[start]
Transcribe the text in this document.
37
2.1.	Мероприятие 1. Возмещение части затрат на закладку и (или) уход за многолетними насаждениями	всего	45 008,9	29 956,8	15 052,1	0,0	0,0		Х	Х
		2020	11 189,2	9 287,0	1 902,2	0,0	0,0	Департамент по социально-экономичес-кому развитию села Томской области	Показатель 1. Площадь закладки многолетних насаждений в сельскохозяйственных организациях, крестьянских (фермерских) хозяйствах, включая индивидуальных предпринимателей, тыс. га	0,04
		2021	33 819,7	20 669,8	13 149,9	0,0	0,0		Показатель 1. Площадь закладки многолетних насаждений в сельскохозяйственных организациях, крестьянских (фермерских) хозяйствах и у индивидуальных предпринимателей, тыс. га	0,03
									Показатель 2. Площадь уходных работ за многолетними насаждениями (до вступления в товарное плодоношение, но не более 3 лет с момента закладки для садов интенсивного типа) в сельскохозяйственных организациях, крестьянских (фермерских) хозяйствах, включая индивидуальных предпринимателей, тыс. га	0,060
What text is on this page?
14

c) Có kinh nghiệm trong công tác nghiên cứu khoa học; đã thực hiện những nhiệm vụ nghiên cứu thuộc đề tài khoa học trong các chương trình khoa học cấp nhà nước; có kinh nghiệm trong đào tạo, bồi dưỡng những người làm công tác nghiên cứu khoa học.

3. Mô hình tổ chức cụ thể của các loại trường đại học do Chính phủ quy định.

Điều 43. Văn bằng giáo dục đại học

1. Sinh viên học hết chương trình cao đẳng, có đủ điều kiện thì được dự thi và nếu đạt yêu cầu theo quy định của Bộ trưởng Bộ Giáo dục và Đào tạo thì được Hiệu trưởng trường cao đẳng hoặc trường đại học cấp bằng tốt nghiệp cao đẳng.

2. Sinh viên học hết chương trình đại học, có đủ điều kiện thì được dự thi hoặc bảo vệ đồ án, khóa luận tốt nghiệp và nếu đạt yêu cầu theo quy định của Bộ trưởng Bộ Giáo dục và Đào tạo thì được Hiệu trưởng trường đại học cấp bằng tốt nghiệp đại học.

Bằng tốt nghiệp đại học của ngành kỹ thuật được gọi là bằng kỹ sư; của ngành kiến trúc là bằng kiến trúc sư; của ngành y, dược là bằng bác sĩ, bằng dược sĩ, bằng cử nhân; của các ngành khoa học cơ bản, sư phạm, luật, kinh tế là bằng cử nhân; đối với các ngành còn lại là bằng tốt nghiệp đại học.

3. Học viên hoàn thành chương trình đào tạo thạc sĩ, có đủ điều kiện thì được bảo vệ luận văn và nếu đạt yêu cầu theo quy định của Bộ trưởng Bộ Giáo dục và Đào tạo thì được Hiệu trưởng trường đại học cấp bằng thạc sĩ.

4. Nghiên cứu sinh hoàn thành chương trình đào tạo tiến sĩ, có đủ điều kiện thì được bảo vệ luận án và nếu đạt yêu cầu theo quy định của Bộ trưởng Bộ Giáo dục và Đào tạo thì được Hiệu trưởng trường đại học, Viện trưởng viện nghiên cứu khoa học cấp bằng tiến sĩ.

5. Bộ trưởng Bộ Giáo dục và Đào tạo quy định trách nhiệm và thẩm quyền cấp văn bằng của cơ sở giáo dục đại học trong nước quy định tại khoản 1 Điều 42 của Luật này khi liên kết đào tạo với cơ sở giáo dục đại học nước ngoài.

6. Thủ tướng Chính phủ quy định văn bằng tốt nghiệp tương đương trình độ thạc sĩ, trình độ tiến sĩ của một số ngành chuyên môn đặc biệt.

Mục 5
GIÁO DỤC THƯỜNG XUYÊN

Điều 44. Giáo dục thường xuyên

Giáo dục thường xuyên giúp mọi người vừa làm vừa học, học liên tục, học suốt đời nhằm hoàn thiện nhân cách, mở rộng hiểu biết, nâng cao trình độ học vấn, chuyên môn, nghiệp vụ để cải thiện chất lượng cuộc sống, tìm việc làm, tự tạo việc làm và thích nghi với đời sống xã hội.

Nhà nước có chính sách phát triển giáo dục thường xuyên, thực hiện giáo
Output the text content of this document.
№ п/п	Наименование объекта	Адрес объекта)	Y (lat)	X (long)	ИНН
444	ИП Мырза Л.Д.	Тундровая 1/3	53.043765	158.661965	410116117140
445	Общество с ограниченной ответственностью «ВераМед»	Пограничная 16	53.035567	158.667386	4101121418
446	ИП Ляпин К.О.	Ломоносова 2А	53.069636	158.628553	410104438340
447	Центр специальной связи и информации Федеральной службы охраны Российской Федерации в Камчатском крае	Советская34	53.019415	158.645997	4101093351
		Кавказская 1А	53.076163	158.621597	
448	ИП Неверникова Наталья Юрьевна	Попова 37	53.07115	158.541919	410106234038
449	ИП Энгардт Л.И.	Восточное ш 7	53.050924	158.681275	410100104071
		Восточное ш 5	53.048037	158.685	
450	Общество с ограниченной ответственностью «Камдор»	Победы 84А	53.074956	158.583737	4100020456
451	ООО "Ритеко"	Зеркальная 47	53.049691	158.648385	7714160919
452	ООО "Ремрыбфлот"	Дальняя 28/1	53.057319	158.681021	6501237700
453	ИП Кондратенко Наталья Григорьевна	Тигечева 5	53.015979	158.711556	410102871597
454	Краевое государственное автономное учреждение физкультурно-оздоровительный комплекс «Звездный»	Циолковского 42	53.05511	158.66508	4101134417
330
[end]
Word for word, write out all of the data above.

*Right answer:*
Transcribe the text in this document.
37
2.1.	Мероприятие 1. Возмещение части затрат на закладку и (или) уход за многолетними насаждениями	всего	45 008,9	29 956,8	15 052,1	0,0	0,0		Х	Х
		2020	11 189,2	9 287,0	1 902,2	0,0	0,0	Департамент по социально-экономичес-кому развитию села Томской области	Показатель 1. Площадь закладки многолетних насаждений в сельскохозяйственных организациях, крестьянских (фермерских) хозяйствах, включая индивидуальных предпринимателей, тыс. га	0,04
		2021	33 819,7	20 669,8	13 149,9	0,0	0,0		Показатель 1. Площадь закладки многолетних насаждений в сельскохозяйственных организациях, крестьянских (фермерских) хозяйствах и у индивидуальных предпринимателей, тыс. га	0,03
									Показатель 2. Площадь уходных работ за многолетними насаждениями (до вступления в товарное плодоношение, но не более 3 лет с момента закладки для садов интенсивного типа) в сельскохозяйственных организациях, крестьянских (фермерских) хозяйствах, включая индивидуальных предпринимателей, тыс. га	0,060
What text is on this page?
14

c) Có kinh nghiệm trong công tác nghiên cứu khoa học; đã thực hiện những nhiệm vụ nghiên cứu thuộc đề tài khoa học trong các chương trình khoa học cấp nhà nước; có kinh nghiệm trong đào tạo, bồi dưỡng những người làm công tác nghiên cứu khoa học.

3. Mô hình tổ chức cụ thể của các loại trường đại học do Chính phủ quy định.

Điều 43. Văn bằng giáo dục đại học

1. Sinh viên học hết chương trình cao đẳng, có đủ điều kiện thì được dự thi và nếu đạt yêu cầu theo quy định của Bộ trưởng Bộ Giáo dục và Đào tạo thì được Hiệu trưởng trường cao đẳng hoặc trường đại học cấp bằng tốt nghiệp cao đẳng.

2. Sinh viên học hết chương trình đại học, có đủ điều kiện thì được dự thi hoặc bảo vệ đồ án, khóa luận tốt nghiệp và nếu đạt yêu cầu theo quy định của Bộ trưởng Bộ Giáo dục và Đào tạo thì được Hiệu trưởng trường đại học cấp bằng tốt nghiệp đại học.

Bằng tốt nghiệp đại học của ngành kỹ thuật được gọi là bằng kỹ sư; của ngành kiến trúc là bằng kiến trúc sư; của ngành y, dược là bằng bác sĩ, bằng dược sĩ, bằng cử nhân; của các ngành khoa học cơ bản, sư phạm, luật, kinh tế là bằng cử nhân; đối với các ngành còn lại là bằng tốt nghiệp đại học.

3. Học viên hoàn thành chương trình đào tạo thạc sĩ, có đủ điều kiện thì được bảo vệ luận văn và nếu đạt yêu cầu theo quy định của Bộ trưởng Bộ Giáo dục và Đào tạo thì được Hiệu trưởng trường đại học cấp bằng thạc sĩ.

4. Nghiên cứu sinh hoàn thành chương trình đào tạo tiến sĩ, có đủ điều kiện thì được bảo vệ luận án và nếu đạt yêu cầu theo quy định của Bộ trưởng Bộ Giáo dục và Đào tạo thì được Hiệu trưởng trường đại học, Viện trưởng viện nghiên cứu khoa học cấp bằng tiến sĩ.

5. Bộ trưởng Bộ Giáo dục và Đào tạo quy định trách nhiệm và thẩm quyền cấp văn bằng của cơ sở giáo dục đại học trong nước quy định tại khoản 1 Điều 42 của Luật này khi liên kết đào tạo với cơ sở giáo dục đại học nước ngoài.

6. Thủ tướng Chính phủ quy định văn bằng tốt nghiệp tương đương trình độ thạc sĩ, trình độ tiến sĩ của một số ngành chuyên môn đặc biệt.

Mục 5
GIÁO DỤC THƯỜNG XUYÊN

Điều 44. Giáo dục thường xuyên

Giáo dục thường xuyên giúp mọi người vừa làm vừa học, học liên tục, học suốt đời nhằm hoàn thiện nhân cách, mở rộng hiểu biết, nâng cao trình độ học vấn, chuyên môn, nghiệp vụ để cải thiện chất lượng cuộc sống, tìm việc làm, tự tạo việc làm và thích nghi với đời sống xã hội.

Nhà nước có chính sách phát triển giáo dục thường xuyên, thực hiện giáo
Output the text content of this document.
№ п/п	Наименование объекта	Адрес объекта)	Y (lat)	X (long)	ИНН
444	ИП Мырза Л.Д.	Тундровая 1/3	53.043765	158.661965	410116117140
445	Общество с ограниченной ответственностью «ВераМед»	Пограничная 16	53.035567	158.667386	4101121418
446	ИП Ляпин К.О.	Ломоносова 2А	53.069636	158.628553	410104438340
447	Центр специальной связи и информации Федеральной службы охраны Российской Федерации в Камчатском крае	Советская34	53.019415	158.645997	4101093351
		Кавказская 1А	53.076163	158.621597	
448	ИП Неверникова Наталья Юрьевна	Попова 37	53.07115	158.541919	410106234038
449	ИП Энгардт Л.И.	Восточное ш 7	53.050924	158.681275	410100104071
		Восточное ш 5	53.048037	158.685	
450	Общество с ограниченной ответственностью «Камдор»	Победы 84А	53.074956	158.583737	4100020456
451	ООО "Ритеко"	Зеркальная 47	53.049691	158.648385	7714160919
452	ООО "Ремрыбфлот"	Дальняя 28/1	53.057319	158.681021	6501237700
453	ИП Кондратенко Наталья Григорьевна	Тигечева 5	53.015979	158.711556	410102871597
454	Краевое государственное автономное учреждение физкультурно-оздоровительный комплекс «Звездный»	Циолковского 42	53.05511	158.66508	4101134417
330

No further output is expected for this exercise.